## [Excerpt]
────────────────
July 26, 1991. Rehearing Denied September 20, 1991. Certiorari Denied January 10, 1992 Alabama Supreme Court 1910007.
Appeal from the Circuit Court, Mobile County, Ferrill D. McRae, J.
W. Gregory Hughes, Mobile, for appellant.
James H. Evans, Atty. Gen., and Sandra Stewart and Beth Poe, Asst. Attys. Gen., for appellee.
The appellant, Phillip Wayne Tomlin, was originally tried in 1978 for the murders of Ricky Brune and Cheryl Moore. These murders were made capital because a double murder was committed. This court affirmed the appellant's conviction in 1979 but remanded the case to the trial court for correction of its sentencing order. See Tomlin v. State, 443 So.2d 47 (Ala.Cr.App. 1979). This court's judgment was later affirmed by the Alabama Supreme Court in Ex parte Tomlin, 443 So.2d 59 (Ala. 1983). The United States Supreme Court denied the appellant's request for certiorari in 1984. After the trial court submitted an amended sentencing order, the Alabama Supreme Court affirmed the appellant's conviction in Ex parte Tomlin, 516 So.2d 797 (Ala. 1987). On the appellant's second request for rehearing, the Alabama Supreme Court reversed his conviction for improper comments made in the prosecutor's closing argument. Ex parte Tomlin, 540 So.2d 668 (Ala. 1988). The instant appeal results from the appellant's subsequent trial, which occurred in 1990. In that trial, the jury found the appellant guilty of the murders of Ricky Brune and Cheryl Moore and recommended a sentence of life without the possibility of parole. The trial court overrode the jury's recommendation and sentenced the appellant to death by electrocution.
────────────────
## [Dataset extract]
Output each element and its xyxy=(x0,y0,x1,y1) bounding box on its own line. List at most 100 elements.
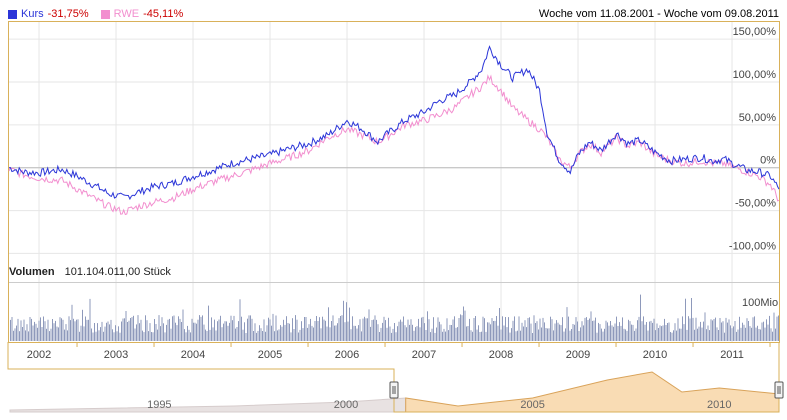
────────────────
## [Exercise requirements]
a – Can you retype the stretch of the Tomlin opinion from "Appeal from the" through "Gen., for appellee."?
b – What is the Spanish translation of this sentence from the Tomlin opinion: "These murders were made capital because a double murder was committed."

## [Responses for each task]
a –
Appeal from the Circuit Court, Mobile County, Ferrill D. McRae, J.
W. Gregory Hughes, Mobile, for appellant.
James H. Evans, Atty. Gen., and Sandra Stewart and Beth Poe, Asst. Attys. Gen., for appellee.

b – Estos asesinatos fueron tipificados como capitales porque se cometió un doble asesinato.